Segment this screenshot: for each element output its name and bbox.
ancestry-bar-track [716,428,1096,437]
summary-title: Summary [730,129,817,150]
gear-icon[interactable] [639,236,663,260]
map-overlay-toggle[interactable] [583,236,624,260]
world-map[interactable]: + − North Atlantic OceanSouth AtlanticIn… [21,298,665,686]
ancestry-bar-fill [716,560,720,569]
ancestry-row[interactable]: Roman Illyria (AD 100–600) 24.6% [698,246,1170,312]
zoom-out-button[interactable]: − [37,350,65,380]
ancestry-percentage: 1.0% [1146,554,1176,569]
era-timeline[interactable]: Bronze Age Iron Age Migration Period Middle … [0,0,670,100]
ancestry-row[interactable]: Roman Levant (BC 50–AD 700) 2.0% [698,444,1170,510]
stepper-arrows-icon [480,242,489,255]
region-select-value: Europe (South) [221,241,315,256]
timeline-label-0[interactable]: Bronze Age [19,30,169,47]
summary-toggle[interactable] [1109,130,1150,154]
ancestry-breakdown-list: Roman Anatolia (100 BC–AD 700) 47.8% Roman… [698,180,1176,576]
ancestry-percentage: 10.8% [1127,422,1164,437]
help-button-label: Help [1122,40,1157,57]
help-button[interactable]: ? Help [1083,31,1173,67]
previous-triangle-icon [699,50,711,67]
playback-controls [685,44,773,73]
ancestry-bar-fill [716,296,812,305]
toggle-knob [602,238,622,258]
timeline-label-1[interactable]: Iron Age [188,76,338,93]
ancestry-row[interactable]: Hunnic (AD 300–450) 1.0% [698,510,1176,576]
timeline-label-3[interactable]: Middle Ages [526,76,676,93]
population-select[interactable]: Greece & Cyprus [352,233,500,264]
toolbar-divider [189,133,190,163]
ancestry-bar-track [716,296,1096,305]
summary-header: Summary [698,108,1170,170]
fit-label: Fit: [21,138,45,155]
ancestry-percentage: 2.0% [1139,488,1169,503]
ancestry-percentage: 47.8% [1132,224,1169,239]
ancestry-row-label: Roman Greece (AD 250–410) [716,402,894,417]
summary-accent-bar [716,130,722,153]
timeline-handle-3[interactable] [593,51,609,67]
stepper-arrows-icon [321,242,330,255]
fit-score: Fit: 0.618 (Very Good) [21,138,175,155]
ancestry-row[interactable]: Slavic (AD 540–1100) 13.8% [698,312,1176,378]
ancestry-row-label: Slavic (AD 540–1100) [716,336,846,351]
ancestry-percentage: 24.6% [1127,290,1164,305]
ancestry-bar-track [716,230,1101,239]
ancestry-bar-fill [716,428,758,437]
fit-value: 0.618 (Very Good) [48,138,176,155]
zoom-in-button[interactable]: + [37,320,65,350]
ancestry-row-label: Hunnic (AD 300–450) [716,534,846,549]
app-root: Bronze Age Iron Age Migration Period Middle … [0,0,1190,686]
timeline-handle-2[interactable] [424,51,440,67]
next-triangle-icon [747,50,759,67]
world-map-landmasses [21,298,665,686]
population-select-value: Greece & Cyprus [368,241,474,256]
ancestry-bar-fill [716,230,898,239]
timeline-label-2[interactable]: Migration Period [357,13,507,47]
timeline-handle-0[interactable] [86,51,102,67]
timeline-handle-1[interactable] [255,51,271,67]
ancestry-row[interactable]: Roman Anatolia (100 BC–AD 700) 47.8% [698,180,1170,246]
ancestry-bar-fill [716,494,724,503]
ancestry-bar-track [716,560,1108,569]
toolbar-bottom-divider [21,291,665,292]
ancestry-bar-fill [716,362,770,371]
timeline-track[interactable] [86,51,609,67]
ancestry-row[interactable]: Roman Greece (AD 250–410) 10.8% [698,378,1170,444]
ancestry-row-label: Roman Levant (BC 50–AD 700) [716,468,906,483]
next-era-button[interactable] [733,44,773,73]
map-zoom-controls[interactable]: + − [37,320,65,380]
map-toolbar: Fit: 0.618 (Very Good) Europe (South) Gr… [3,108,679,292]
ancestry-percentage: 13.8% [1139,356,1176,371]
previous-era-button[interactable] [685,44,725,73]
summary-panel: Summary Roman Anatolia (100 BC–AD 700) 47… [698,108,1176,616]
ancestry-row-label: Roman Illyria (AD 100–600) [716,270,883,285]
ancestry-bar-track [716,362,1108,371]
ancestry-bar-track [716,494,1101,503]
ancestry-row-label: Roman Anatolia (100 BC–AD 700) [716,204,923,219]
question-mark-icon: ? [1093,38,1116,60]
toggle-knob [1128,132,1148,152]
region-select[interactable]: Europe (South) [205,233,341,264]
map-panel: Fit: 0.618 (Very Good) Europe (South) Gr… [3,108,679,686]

● ● ● ●

Aim: Pull out everything in the listing above, from its first line down to and including the line that contains "ancestry-row[interactable]: Roman Illyria", and reproduce those lines word for word.

Exercise result:
Segment this screenshot: for each element output its name and bbox.
ancestry-bar-track [716,428,1096,437]
summary-title: Summary [730,129,817,150]
gear-icon[interactable] [639,236,663,260]
map-overlay-toggle[interactable] [583,236,624,260]
world-map[interactable]: + − North Atlantic OceanSouth AtlanticIn… [21,298,665,686]
ancestry-bar-fill [716,560,720,569]
ancestry-row[interactable]: Roman Illyria (AD 100–600) 24.6% [698,246,1170,312]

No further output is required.